Stored data entries:

┏━━

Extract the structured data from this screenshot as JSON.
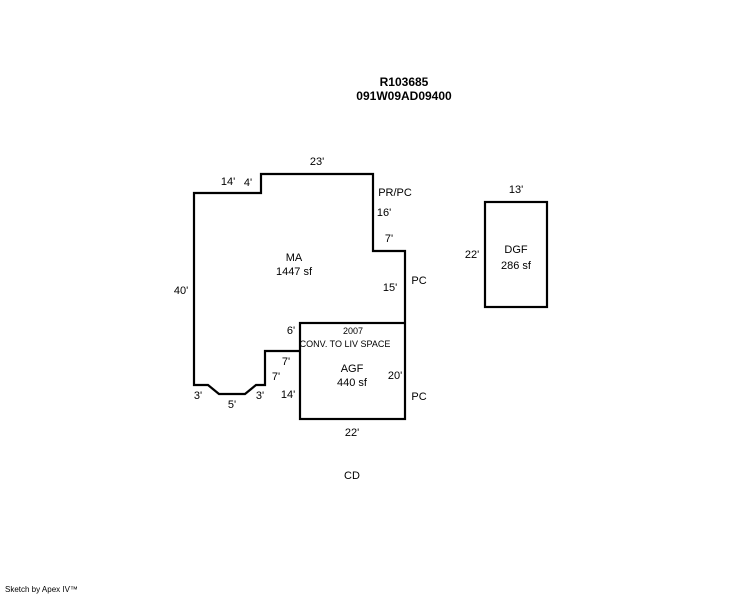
{
  "header": {
    "parcel_id": "R103685",
    "map_id": "091W09AD09400"
  },
  "areas": {
    "ma": {
      "code": "MA",
      "size": "1447 sf"
    },
    "agf": {
      "code": "AGF",
      "size": "440 sf",
      "year": "2007",
      "note": "CONV. TO LIV SPACE"
    },
    "dgf": {
      "code": "DGF",
      "size": "286 sf"
    }
  },
  "dimensions": {
    "top_23": "23'",
    "top_14": "14'",
    "top_4": "4'",
    "right_16": "16'",
    "right_7": "7'",
    "right_15": "15'",
    "left_40": "40'",
    "mid_6": "6'",
    "agf_7a": "7'",
    "agf_7b": "7'",
    "agf_14": "14'",
    "agf_20": "20'",
    "agf_22": "22'",
    "bot_3a": "3'",
    "bot_5": "5'",
    "bot_3b": "3'",
    "dgf_13": "13'",
    "dgf_22": "22'"
  },
  "labels": {
    "pr_pc": "PR/PC",
    "pc_1": "PC",
    "pc_2": "PC",
    "cd": "CD"
  },
  "footer": {
    "credit": "Sketch by Apex IV™"
  }
}
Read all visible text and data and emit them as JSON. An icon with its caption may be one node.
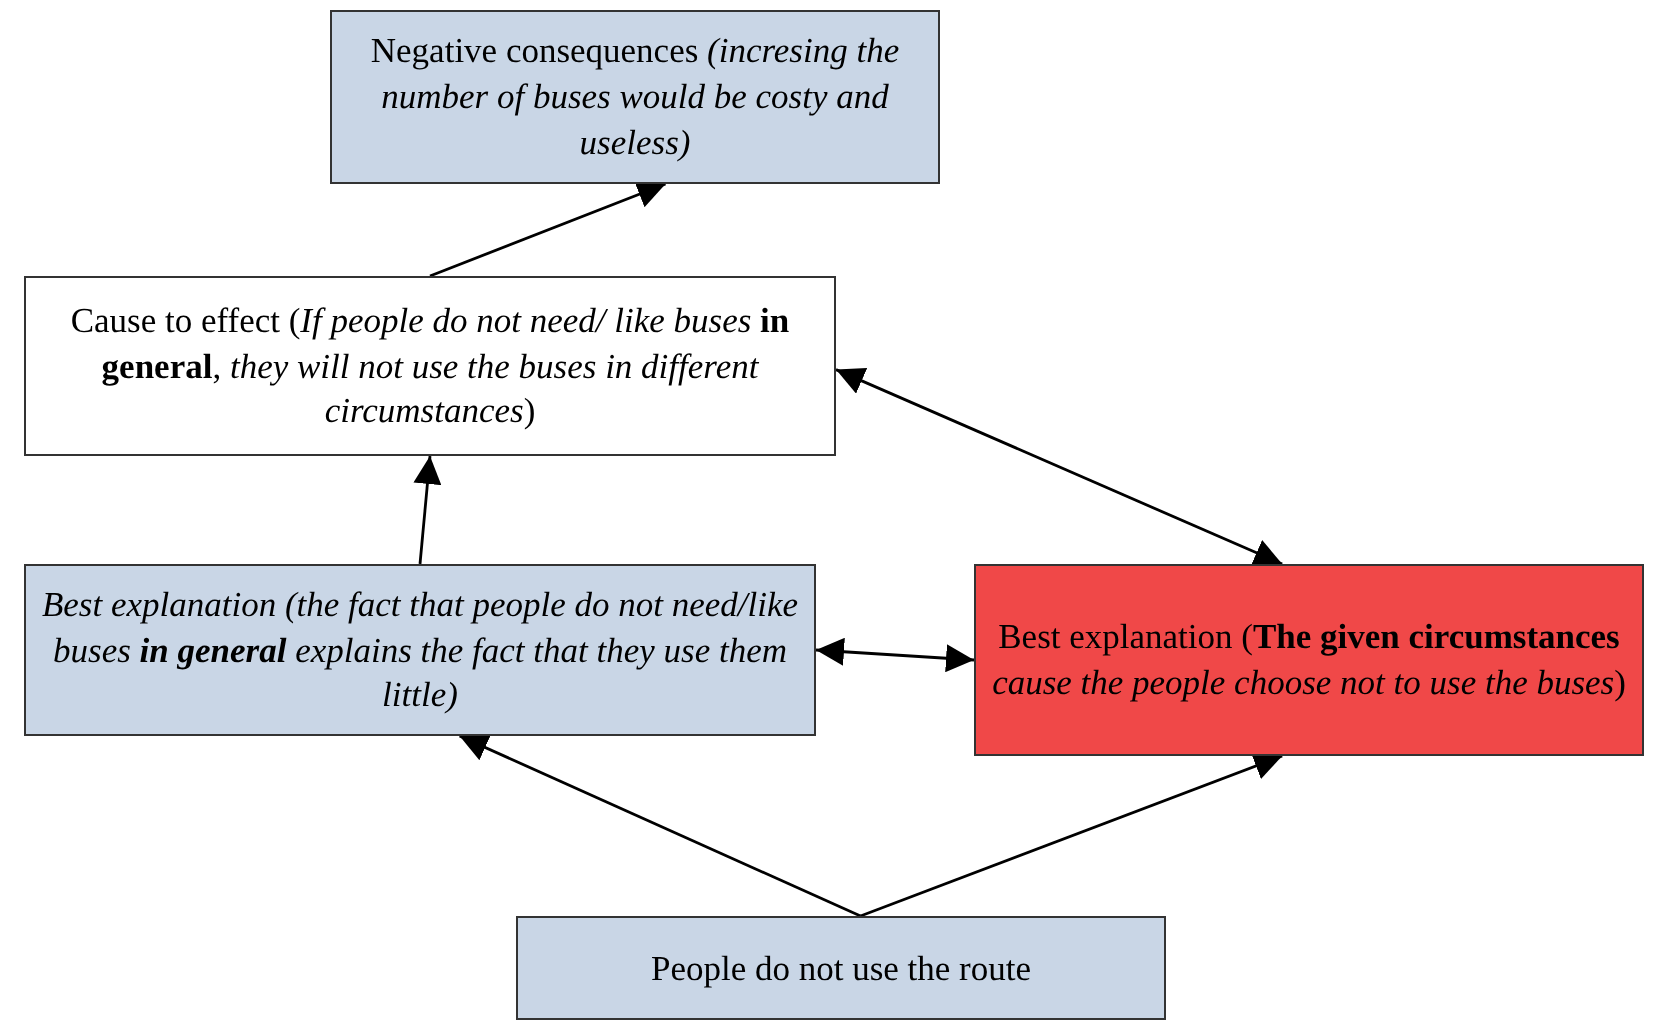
{
  "diagram": {
    "nodes": [
      {
        "text": [
          "Negative consequences *(incresing the number of buses would be costy and useless)*"
        ]
      },
      {
        "text": [
          "Cause to effect (*If people do not need/ like buses* **in general**, *they will not use the buses in different circumstances*)"
        ]
      },
      {
        "text": [
          "Best explanation (the fact that people do not need/like buses **in general** explains the fact that they use them little)"
        ]
      },
      {
        "text": [
          "Best explanation (**The given circumstances** *cause the people choose not to use the buses*)"
        ]
      },
      {
        "text": [
          "People do not use the route"
        ]
      }
    ],
    "edges": [
      {
        "from": 1,
        "to": 0,
        "arrow": "to"
      },
      {
        "from": 2,
        "to": 1,
        "arrow": "to"
      },
      {
        "from": 1,
        "to": 3,
        "arrow": "both"
      },
      {
        "from": 2,
        "to": 3,
        "arrow": "both"
      },
      {
        "from": 4,
        "to": 2,
        "arrow": "to"
      },
      {
        "from": 4,
        "to": 3,
        "arrow": "to"
      }
    ]
  }
}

┗━━

EXERCISE OBJECTIVE: Copy out, unchanged, the span of lines beginning with the one that includes "Read all visible" and running through the final line of the material above. Leave the pictures out.

ANSWER TO THIS EXERCISE:
Read all visible text and data and emit them as JSON. An icon with its caption may be one node.
{
  "diagram": {
    "nodes": [
      {
        "text": [
          "Negative consequences *(incresing the number of buses would be costy and useless)*"
        ]
      },
      {
        "text": [
          "Cause to effect (*If people do not need/ like buses* **in general**, *they will not use the buses in different circumstances*)"
        ]
      },
      {
        "text": [
          "Best explanation (the fact that people do not need/like buses **in general** explains the fact that they use them little)"
        ]
      },
      {
        "text": [
          "Best explanation (**The given circumstances** *cause the people choose not to use the buses*)"
        ]
      },
      {
        "text": [
          "People do not use the route"
        ]
      }
    ],
    "edges": [
      {
        "from": 1,
        "to": 0,
        "arrow": "to"
      },
      {
        "from": 2,
        "to": 1,
        "arrow": "to"
      },
      {
        "from": 1,
        "to": 3,
        "arrow": "both"
      },
      {
        "from": 2,
        "to": 3,
        "arrow": "both"
      },
      {
        "from": 4,
        "to": 2,
        "arrow": "to"
      },
      {
        "from": 4,
        "to": 3,
        "arrow": "to"
      }
    ]
  }
}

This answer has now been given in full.